RECORDS FOR PROCESSING:
------------------------

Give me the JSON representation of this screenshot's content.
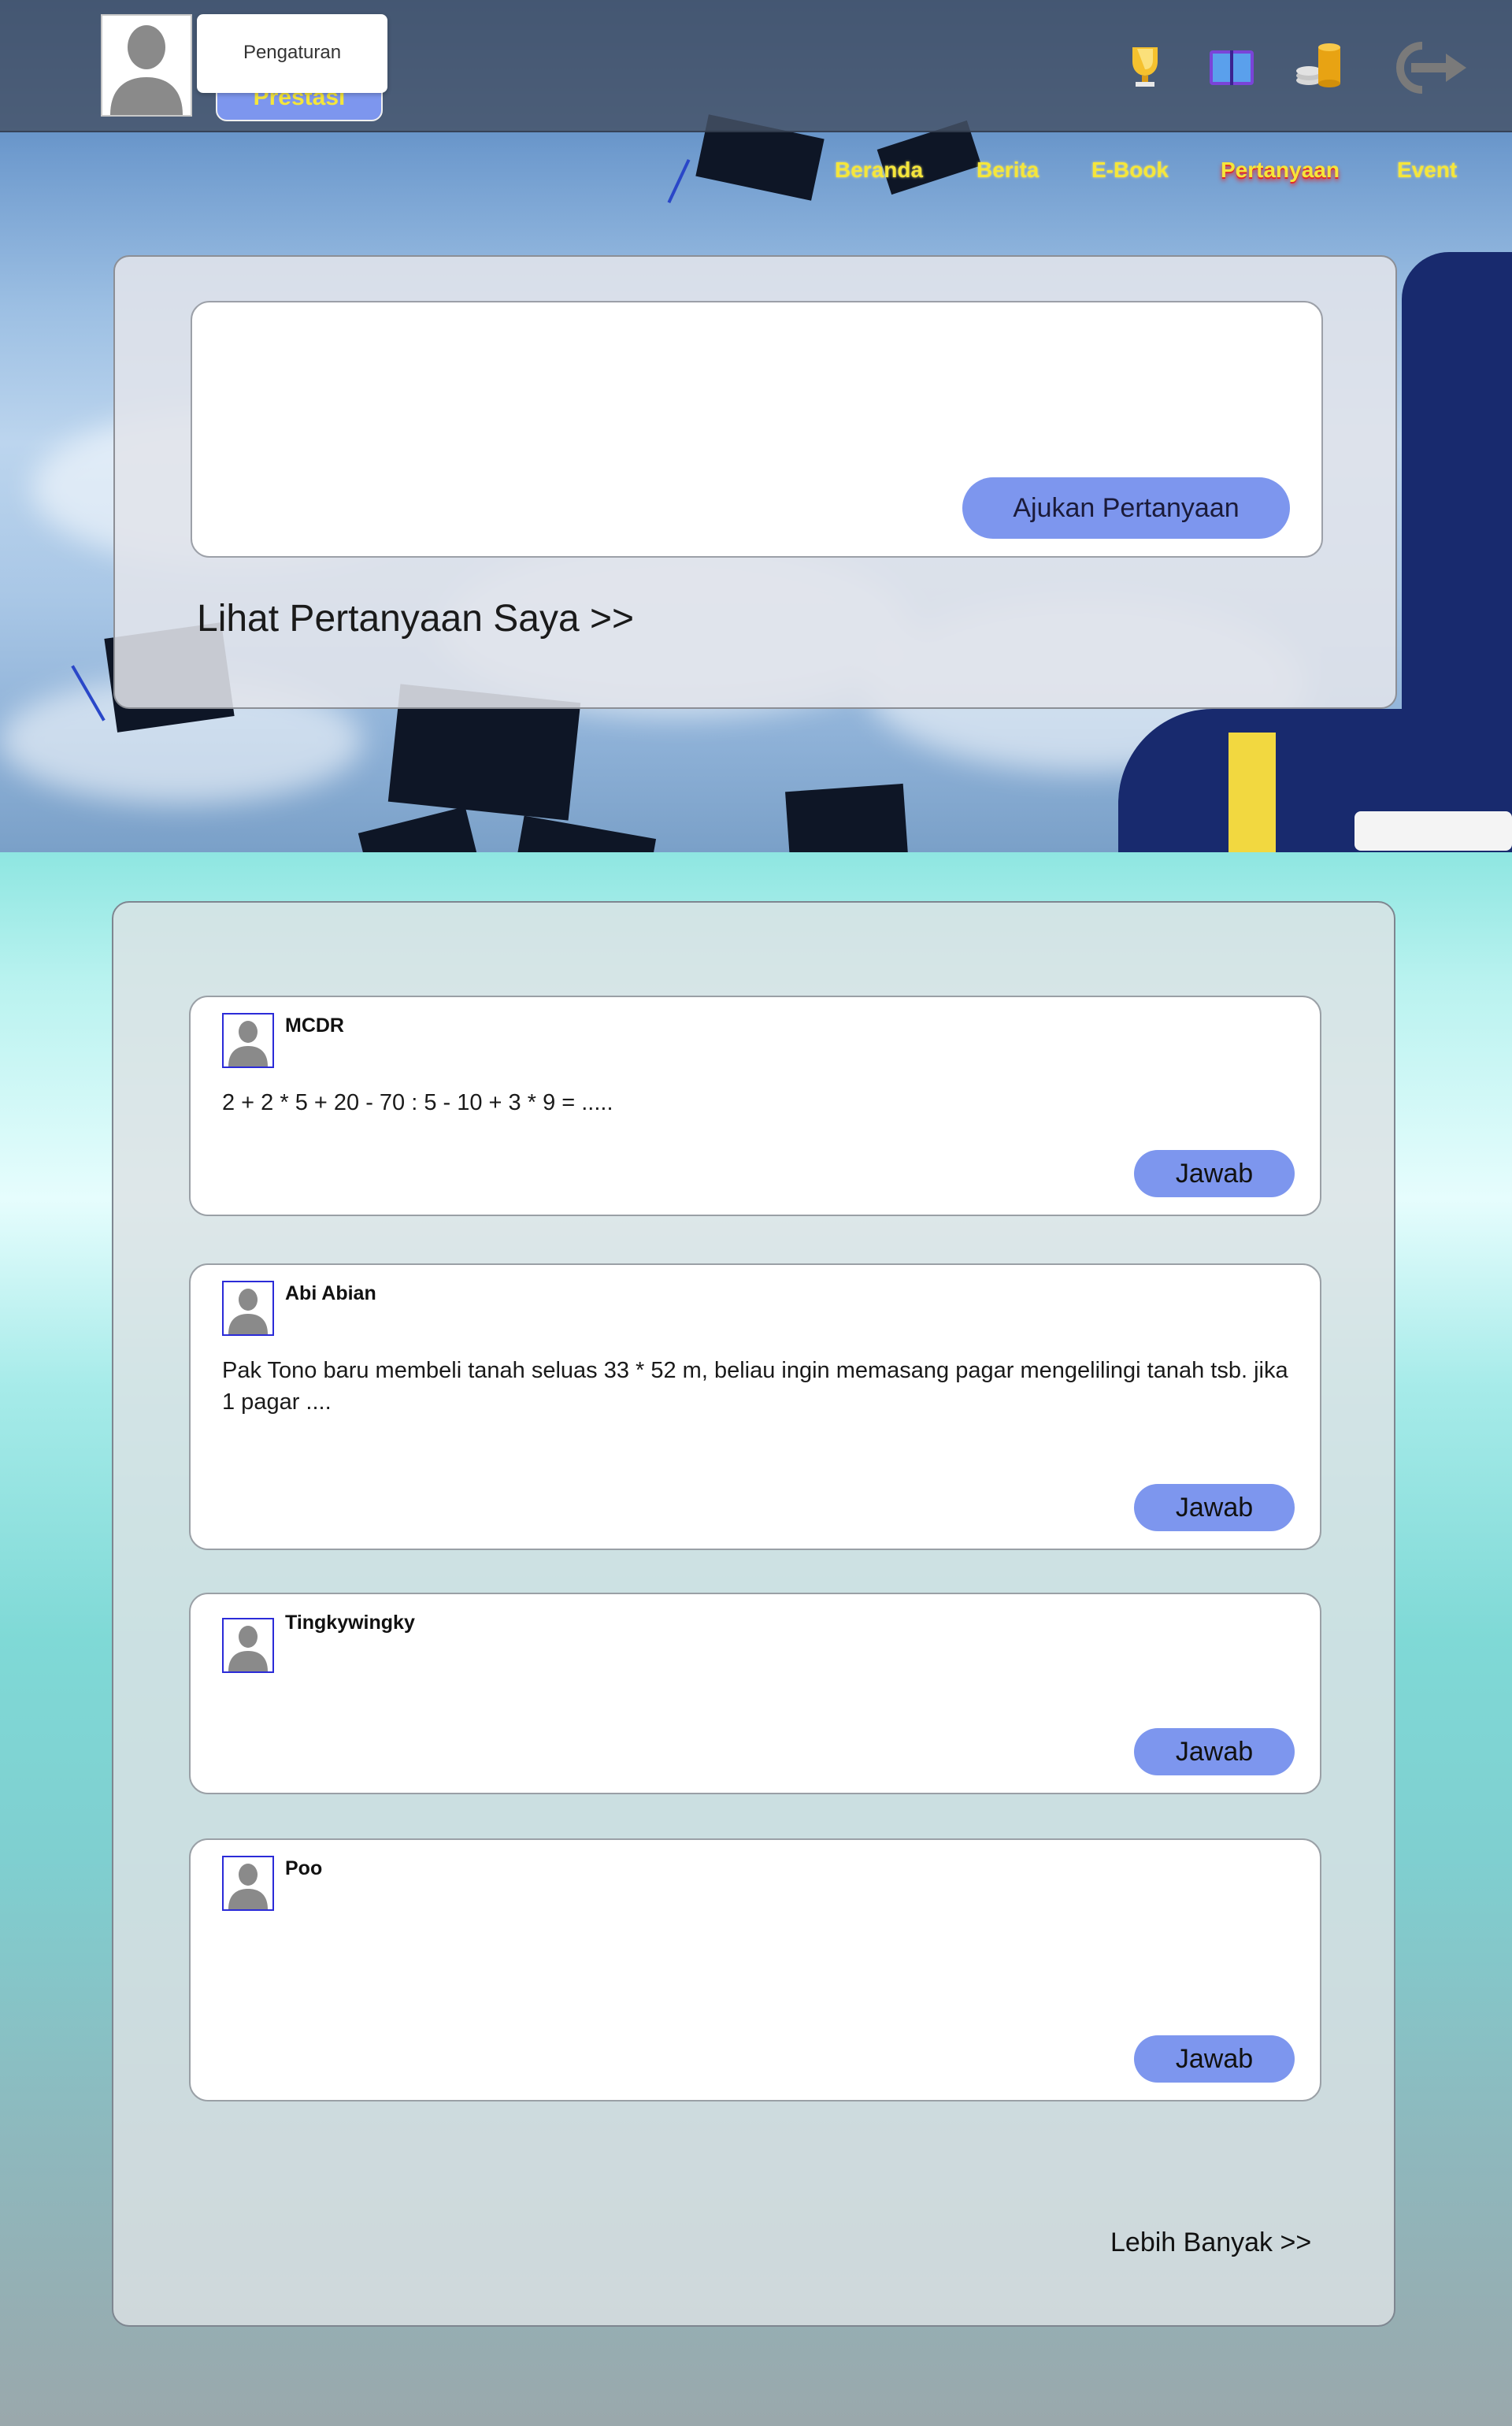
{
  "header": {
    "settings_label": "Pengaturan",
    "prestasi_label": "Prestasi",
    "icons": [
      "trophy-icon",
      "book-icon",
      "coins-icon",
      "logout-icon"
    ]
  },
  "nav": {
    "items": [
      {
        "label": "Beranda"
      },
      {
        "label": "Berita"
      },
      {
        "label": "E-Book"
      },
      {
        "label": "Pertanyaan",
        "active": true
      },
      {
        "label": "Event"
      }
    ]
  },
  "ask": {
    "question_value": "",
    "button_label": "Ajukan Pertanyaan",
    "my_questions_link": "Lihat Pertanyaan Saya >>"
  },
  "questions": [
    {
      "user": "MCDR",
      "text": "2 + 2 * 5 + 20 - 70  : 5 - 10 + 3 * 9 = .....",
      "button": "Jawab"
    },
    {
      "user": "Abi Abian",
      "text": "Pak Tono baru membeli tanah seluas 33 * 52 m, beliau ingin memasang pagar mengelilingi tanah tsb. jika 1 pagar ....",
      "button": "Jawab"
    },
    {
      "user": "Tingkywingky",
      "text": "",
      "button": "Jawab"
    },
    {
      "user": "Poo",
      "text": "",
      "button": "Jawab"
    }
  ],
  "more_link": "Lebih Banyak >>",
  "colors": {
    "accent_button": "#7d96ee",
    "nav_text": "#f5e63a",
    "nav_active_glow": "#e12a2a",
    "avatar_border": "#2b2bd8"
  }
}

------------------------

PROBLEM DESCRIPTION: Would you mind returning each entry above word for word, skipping the images?

TASK SOLUTION:
Give me the JSON representation of this screenshot's content.
{
  "header": {
    "settings_label": "Pengaturan",
    "prestasi_label": "Prestasi",
    "icons": [
      "trophy-icon",
      "book-icon",
      "coins-icon",
      "logout-icon"
    ]
  },
  "nav": {
    "items": [
      {
        "label": "Beranda"
      },
      {
        "label": "Berita"
      },
      {
        "label": "E-Book"
      },
      {
        "label": "Pertanyaan",
        "active": true
      },
      {
        "label": "Event"
      }
    ]
  },
  "ask": {
    "question_value": "",
    "button_label": "Ajukan Pertanyaan",
    "my_questions_link": "Lihat Pertanyaan Saya >>"
  },
  "questions": [
    {
      "user": "MCDR",
      "text": "2 + 2 * 5 + 20 - 70  : 5 - 10 + 3 * 9 = .....",
      "button": "Jawab"
    },
    {
      "user": "Abi Abian",
      "text": "Pak Tono baru membeli tanah seluas 33 * 52 m, beliau ingin memasang pagar mengelilingi tanah tsb. jika 1 pagar ....",
      "button": "Jawab"
    },
    {
      "user": "Tingkywingky",
      "text": "",
      "button": "Jawab"
    },
    {
      "user": "Poo",
      "text": "",
      "button": "Jawab"
    }
  ],
  "more_link": "Lebih Banyak >>",
  "colors": {
    "accent_button": "#7d96ee",
    "nav_text": "#f5e63a",
    "nav_active_glow": "#e12a2a",
    "avatar_border": "#2b2bd8"
  }
}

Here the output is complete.